* Start Dataset extract *

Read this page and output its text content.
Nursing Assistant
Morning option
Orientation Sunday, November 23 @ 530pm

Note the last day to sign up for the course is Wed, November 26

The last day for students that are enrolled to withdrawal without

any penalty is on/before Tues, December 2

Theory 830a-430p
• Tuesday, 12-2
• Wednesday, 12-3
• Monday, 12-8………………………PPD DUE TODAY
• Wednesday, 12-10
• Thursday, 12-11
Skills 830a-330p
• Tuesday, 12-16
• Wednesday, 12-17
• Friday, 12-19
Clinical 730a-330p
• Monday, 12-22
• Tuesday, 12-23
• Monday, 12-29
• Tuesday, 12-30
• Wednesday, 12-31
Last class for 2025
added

* End Dataset extract *

__Your task__:
Using the data above, return each line exactly as written.

__The completed task__:
Read this page and output its text content.
Nursing Assistant
Morning option
Orientation Sunday, November 23 @ 530pm

Note the last day to sign up for the course is Wed, November 26

The last day for students that are enrolled to withdrawal without

any penalty is on/before Tues, December 2

Theory 830a-430p
• Tuesday, 12-2
• Wednesday, 12-3
• Monday, 12-8………………………PPD DUE TODAY
• Wednesday, 12-10
• Thursday, 12-11
Skills 830a-330p
• Tuesday, 12-16
• Wednesday, 12-17
• Friday, 12-19
Clinical 730a-330p
• Monday, 12-22
• Tuesday, 12-23
• Monday, 12-29
• Tuesday, 12-30
• Wednesday, 12-31
Last class for 2025
added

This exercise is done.